- _Request_
Sift the material for lines containing "colones", and return them.

Figure data in JSON
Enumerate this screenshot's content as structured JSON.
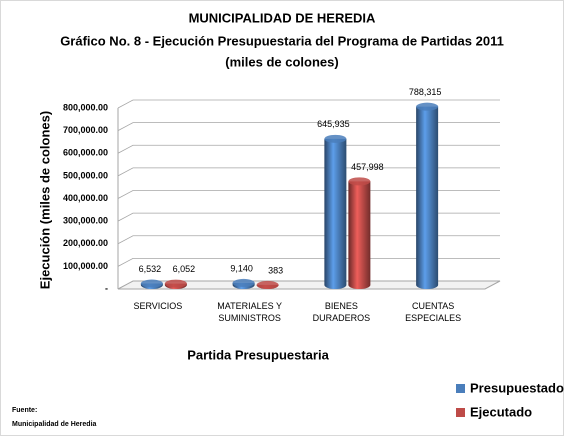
{
  "chart_data": {
    "type": "bar3d",
    "title": "MUNICIPALIDAD DE HEREDIA",
    "subtitle": [
      "Gráfico No. 8 - Ejecución Presupuestaria del Programa de Partidas 2011",
      "(miles de colones)"
    ],
    "x_label": "Partida Presupuestaria",
    "y_label": "Ejecución (miles de colones)",
    "categories": [
      "SERVICIOS",
      "MATERIALES Y SUMINISTROS",
      "BIENES DURADEROS",
      "CUENTAS ESPECIALES"
    ],
    "series": [
      {
        "name": "Presupuestado",
        "color": "#4a7ebb",
        "values": [
          6532,
          9140,
          645935,
          788315
        ],
        "value_labels": [
          "6,532",
          "9,140",
          "645,935",
          "788,315"
        ]
      },
      {
        "name": "Ejecutado",
        "color": "#be4b48",
        "values": [
          6052,
          383,
          457998,
          null
        ],
        "value_labels": [
          "6,052",
          "383",
          "457,998",
          null
        ]
      }
    ],
    "ylim": [
      0,
      800000
    ],
    "yticks": [
      {
        "value": 0,
        "label": "-"
      },
      {
        "value": 100000,
        "label": "100,000.00"
      },
      {
        "value": 200000,
        "label": "200,000.00"
      },
      {
        "value": 300000,
        "label": "300,000.00"
      },
      {
        "value": 400000,
        "label": "400,000.00"
      },
      {
        "value": 500000,
        "label": "500,000.00"
      },
      {
        "value": 600000,
        "label": "600,000.00"
      },
      {
        "value": 700000,
        "label": "700,000.00"
      },
      {
        "value": 800000,
        "label": "800,000.00"
      }
    ],
    "grid": true,
    "legend": "bottom-right",
    "source": [
      "Fuente:",
      "Municipalidad de Heredia"
    ]
  }
}
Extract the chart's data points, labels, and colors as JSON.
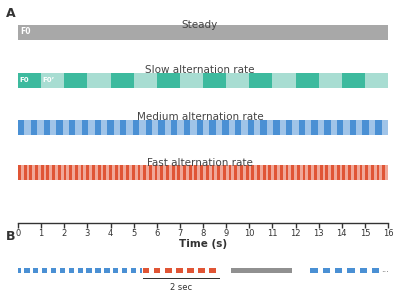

- _The response_
      "(miles de colones)"
    "y_label": "Ejecución (miles de colones)",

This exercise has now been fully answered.